## begin Data

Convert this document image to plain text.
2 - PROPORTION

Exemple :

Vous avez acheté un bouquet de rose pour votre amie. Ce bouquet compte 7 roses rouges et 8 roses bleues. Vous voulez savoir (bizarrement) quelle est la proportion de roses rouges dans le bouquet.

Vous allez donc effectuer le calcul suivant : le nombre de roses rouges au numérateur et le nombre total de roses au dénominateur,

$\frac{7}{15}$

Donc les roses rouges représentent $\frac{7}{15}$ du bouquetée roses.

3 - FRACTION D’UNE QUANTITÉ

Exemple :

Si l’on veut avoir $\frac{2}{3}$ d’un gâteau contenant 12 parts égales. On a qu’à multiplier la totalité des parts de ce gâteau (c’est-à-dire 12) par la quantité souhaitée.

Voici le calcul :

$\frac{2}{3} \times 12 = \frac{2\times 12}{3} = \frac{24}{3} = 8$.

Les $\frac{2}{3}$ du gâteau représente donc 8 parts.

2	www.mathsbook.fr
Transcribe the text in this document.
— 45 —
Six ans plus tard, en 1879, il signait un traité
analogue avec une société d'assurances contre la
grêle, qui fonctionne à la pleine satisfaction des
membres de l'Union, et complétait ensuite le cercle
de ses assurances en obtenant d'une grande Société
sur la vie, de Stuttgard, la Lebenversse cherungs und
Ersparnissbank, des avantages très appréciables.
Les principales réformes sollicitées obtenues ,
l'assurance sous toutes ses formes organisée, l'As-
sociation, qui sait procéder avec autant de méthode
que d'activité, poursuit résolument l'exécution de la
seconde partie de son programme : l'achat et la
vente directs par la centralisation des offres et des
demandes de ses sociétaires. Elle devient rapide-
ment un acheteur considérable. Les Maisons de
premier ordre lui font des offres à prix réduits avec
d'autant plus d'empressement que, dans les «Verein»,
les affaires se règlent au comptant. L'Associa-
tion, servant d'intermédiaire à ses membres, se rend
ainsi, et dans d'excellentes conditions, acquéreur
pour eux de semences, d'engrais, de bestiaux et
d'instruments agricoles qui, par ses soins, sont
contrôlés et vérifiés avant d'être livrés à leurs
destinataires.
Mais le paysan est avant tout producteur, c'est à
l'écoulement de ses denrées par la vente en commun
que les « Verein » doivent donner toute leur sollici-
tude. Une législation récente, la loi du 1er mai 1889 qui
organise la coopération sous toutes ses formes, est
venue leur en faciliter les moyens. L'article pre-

## end Data

# Exercise instructions:
Print the listing above in full, exactly as it is.

# Solution for this problem:
Convert this document image to plain text.
2 - PROPORTION

Exemple :

Vous avez acheté un bouquet de rose pour votre amie. Ce bouquet compte 7 roses rouges et 8 roses bleues. Vous voulez savoir (bizarrement) quelle est la proportion de roses rouges dans le bouquet.

Vous allez donc effectuer le calcul suivant : le nombre de roses rouges au numérateur et le nombre total de roses au dénominateur,

$\frac{7}{15}$

Donc les roses rouges représentent $\frac{7}{15}$ du bouquetée roses.

3 - FRACTION D’UNE QUANTITÉ

Exemple :

Si l’on veut avoir $\frac{2}{3}$ d’un gâteau contenant 12 parts égales. On a qu’à multiplier la totalité des parts de ce gâteau (c’est-à-dire 12) par la quantité souhaitée.

Voici le calcul :

$\frac{2}{3} \times 12 = \frac{2\times 12}{3} = \frac{24}{3} = 8$.

Les $\frac{2}{3}$ du gâteau représente donc 8 parts.

2	www.mathsbook.fr
Transcribe the text in this document.
— 45 —
Six ans plus tard, en 1879, il signait un traité
analogue avec une société d'assurances contre la
grêle, qui fonctionne à la pleine satisfaction des
membres de l'Union, et complétait ensuite le cercle
de ses assurances en obtenant d'une grande Société
sur la vie, de Stuttgard, la Lebenversse cherungs und
Ersparnissbank, des avantages très appréciables.
Les principales réformes sollicitées obtenues ,
l'assurance sous toutes ses formes organisée, l'As-
sociation, qui sait procéder avec autant de méthode
que d'activité, poursuit résolument l'exécution de la
seconde partie de son programme : l'achat et la
vente directs par la centralisation des offres et des
demandes de ses sociétaires. Elle devient rapide-
ment un acheteur considérable. Les Maisons de
premier ordre lui font des offres à prix réduits avec
d'autant plus d'empressement que, dans les «Verein»,
les affaires se règlent au comptant. L'Associa-
tion, servant d'intermédiaire à ses membres, se rend
ainsi, et dans d'excellentes conditions, acquéreur
pour eux de semences, d'engrais, de bestiaux et
d'instruments agricoles qui, par ses soins, sont
contrôlés et vérifiés avant d'être livrés à leurs
destinataires.
Mais le paysan est avant tout producteur, c'est à
l'écoulement de ses denrées par la vente en commun
que les « Verein » doivent donner toute leur sollici-
tude. Une législation récente, la loi du 1er mai 1889 qui
organise la coopération sous toutes ses formes, est
venue leur en faciliter les moyens. L'article pre-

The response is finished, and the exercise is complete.